(Saved entries)

________________

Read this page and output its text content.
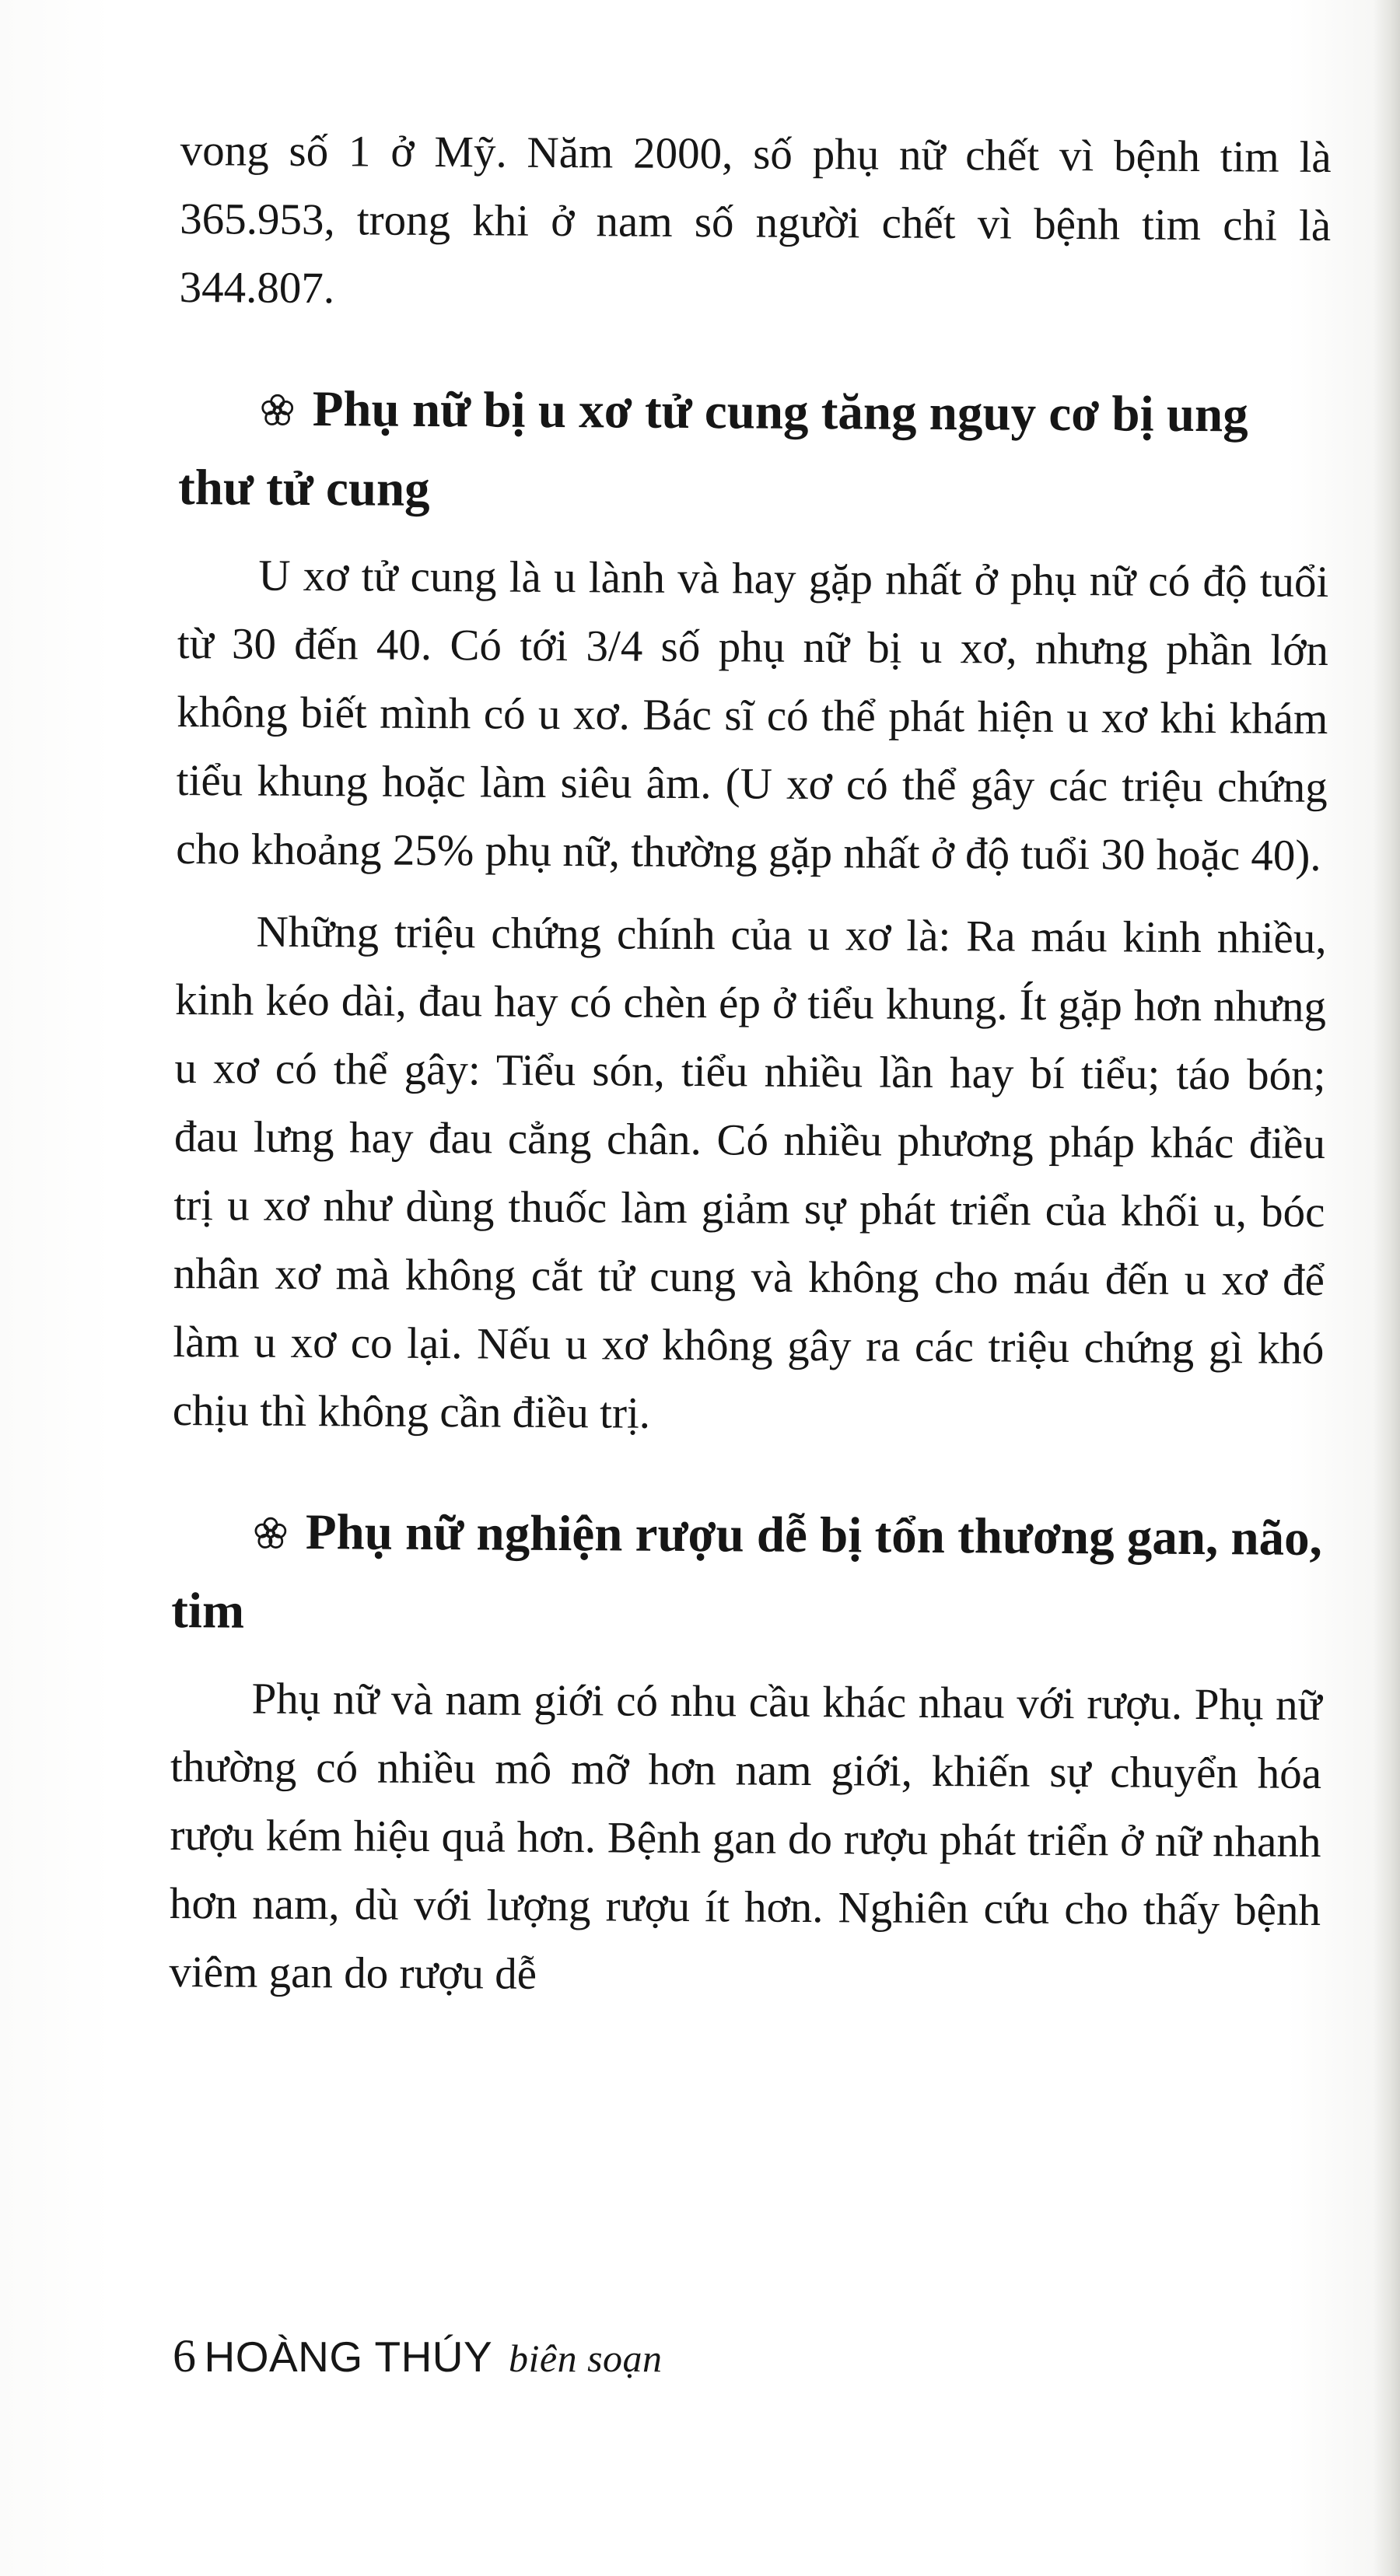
vong số 1 ở Mỹ. Năm 2000, số phụ nữ chết vì bệnh tim là 365.953, trong khi ở nam số người chết vì bệnh tim chỉ là 344.807.

Phụ nữ bị u xơ tử cung tăng nguy cơ bị ung thư tử cung

U xơ tử cung là u lành và hay gặp nhất ở phụ nữ có độ tuổi từ 30 đến 40. Có tới 3/4 số phụ nữ bị u xơ, nhưng phần lớn không biết mình có u xơ. Bác sĩ có thể phát hiện u xơ khi khám tiểu khung hoặc làm siêu âm. (U xơ có thể gây các triệu chứng cho khoảng 25% phụ nữ, thường gặp nhất ở độ tuổi 30 hoặc 40).

Những triệu chứng chính của u xơ là: Ra máu kinh nhiều, kinh kéo dài, đau hay có chèn ép ở tiểu khung. Ít gặp hơn nhưng u xơ có thể gây: Tiểu són, tiểu nhiều lần hay bí tiểu; táo bón; đau lưng hay đau cẳng chân. Có nhiều phương pháp khác điều trị u xơ như dùng thuốc làm giảm sự phát triển của khối u, bóc nhân xơ mà không cắt tử cung và không cho máu đến u xơ để làm u xơ co lại. Nếu u xơ không gây ra các triệu chứng gì khó chịu thì không cần điều trị.

Phụ nữ nghiện rượu dễ bị tổn thương gan, não, tim

Phụ nữ và nam giới có nhu cầu khác nhau với rượu. Phụ nữ thường có nhiều mô mỡ hơn nam giới, khiến sự chuyển hóa rượu kém hiệu quả hơn. Bệnh gan do rượu phát triển ở nữ nhanh hơn nam, dù với lượng rượu ít hơn. Nghiên cứu cho thấy bệnh viêm gan do rượu dễ

6 HOÀNG THÚY biên soạn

________________

Set problem: Filter the listing above for the string "rượu" and copy every matching line.

Finished answer:
Phụ nữ nghiện rượu dễ bị tổn thương gan, não, tim
Phụ nữ và nam giới có nhu cầu khác nhau với rượu. Phụ nữ thường có nhiều mô mỡ hơn nam giới, khiến sự chuyển hóa rượu kém hiệu quả hơn. Bệnh gan do rượu phát triển ở nữ nhanh hơn nam, dù với lượng rượu ít hơn. Nghiên cứu cho thấy bệnh viêm gan do rượu dễ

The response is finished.